▸ **Do this**
Search the listing below for the string "right" and copy every line where it occurs.

▸ **Data to process**
· · ·
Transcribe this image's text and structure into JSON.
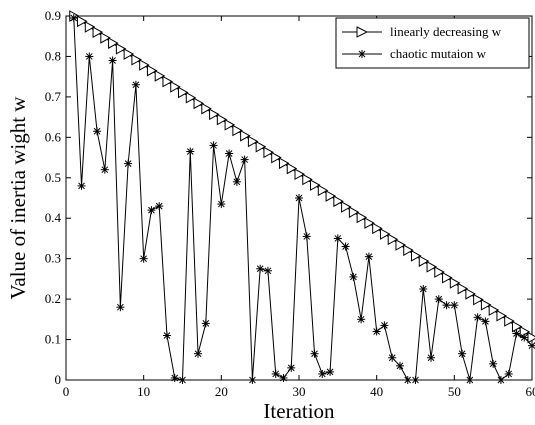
{
  "chart_data": {
    "type": "line",
    "xlabel": "Iteration",
    "ylabel": "Value of inertia wight w",
    "xlim": [
      0,
      60
    ],
    "ylim": [
      0,
      0.9
    ],
    "xticks": [
      0,
      10,
      20,
      30,
      40,
      50,
      60
    ],
    "yticks": [
      0,
      0.1,
      0.2,
      0.3,
      0.4,
      0.5,
      0.6,
      0.7,
      0.8,
      0.9
    ],
    "xtick_labels": [
      "0",
      "10",
      "20",
      "30",
      "40",
      "50",
      "60"
    ],
    "ytick_labels": [
      "0",
      "0.1",
      "0.2",
      "0.3",
      "0.4",
      "0.5",
      "0.6",
      "0.7",
      "0.8",
      "0.9"
    ],
    "grid": false,
    "legend_position": "top-right",
    "series": [
      {
        "name": "linearly decreasing w",
        "marker": "triangle-right",
        "color": "#000000",
        "x": [
          1,
          2,
          3,
          4,
          5,
          6,
          7,
          8,
          9,
          10,
          11,
          12,
          13,
          14,
          15,
          16,
          17,
          18,
          19,
          20,
          21,
          22,
          23,
          24,
          25,
          26,
          27,
          28,
          29,
          30,
          31,
          32,
          33,
          34,
          35,
          36,
          37,
          38,
          39,
          40,
          41,
          42,
          43,
          44,
          45,
          46,
          47,
          48,
          49,
          50,
          51,
          52,
          53,
          54,
          55,
          56,
          57,
          58,
          59,
          60
        ],
        "values": [
          0.9,
          0.887,
          0.873,
          0.86,
          0.846,
          0.833,
          0.819,
          0.806,
          0.792,
          0.779,
          0.765,
          0.752,
          0.738,
          0.725,
          0.711,
          0.698,
          0.684,
          0.671,
          0.657,
          0.644,
          0.631,
          0.617,
          0.604,
          0.59,
          0.577,
          0.563,
          0.55,
          0.536,
          0.523,
          0.509,
          0.496,
          0.482,
          0.469,
          0.455,
          0.442,
          0.428,
          0.415,
          0.402,
          0.388,
          0.375,
          0.361,
          0.348,
          0.334,
          0.321,
          0.307,
          0.294,
          0.28,
          0.267,
          0.253,
          0.24,
          0.226,
          0.213,
          0.199,
          0.186,
          0.173,
          0.159,
          0.146,
          0.132,
          0.119,
          0.105
        ]
      },
      {
        "name": "chaotic mutaion w",
        "marker": "asterisk",
        "color": "#000000",
        "x": [
          1,
          2,
          3,
          4,
          5,
          6,
          7,
          8,
          9,
          10,
          11,
          12,
          13,
          14,
          15,
          16,
          17,
          18,
          19,
          20,
          21,
          22,
          23,
          24,
          25,
          26,
          27,
          28,
          29,
          30,
          31,
          32,
          33,
          34,
          35,
          36,
          37,
          38,
          39,
          40,
          41,
          42,
          43,
          44,
          45,
          46,
          47,
          48,
          49,
          50,
          51,
          52,
          53,
          54,
          55,
          56,
          57,
          58,
          59,
          60
        ],
        "values": [
          0.895,
          0.48,
          0.8,
          0.615,
          0.52,
          0.79,
          0.18,
          0.535,
          0.73,
          0.3,
          0.42,
          0.43,
          0.11,
          0.005,
          0.0,
          0.565,
          0.065,
          0.14,
          0.58,
          0.435,
          0.56,
          0.49,
          0.545,
          0.0,
          0.275,
          0.27,
          0.015,
          0.005,
          0.03,
          0.45,
          0.355,
          0.065,
          0.015,
          0.02,
          0.35,
          0.33,
          0.255,
          0.15,
          0.305,
          0.12,
          0.135,
          0.055,
          0.035,
          0.0,
          0.0,
          0.225,
          0.055,
          0.2,
          0.185,
          0.185,
          0.065,
          0.0,
          0.155,
          0.145,
          0.04,
          0.0,
          0.015,
          0.115,
          0.105,
          0.085
        ]
      }
    ]
  }
}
· · ·
▸ **Problem solution**
    "legend_position": "top-right",
        "marker": "triangle-right",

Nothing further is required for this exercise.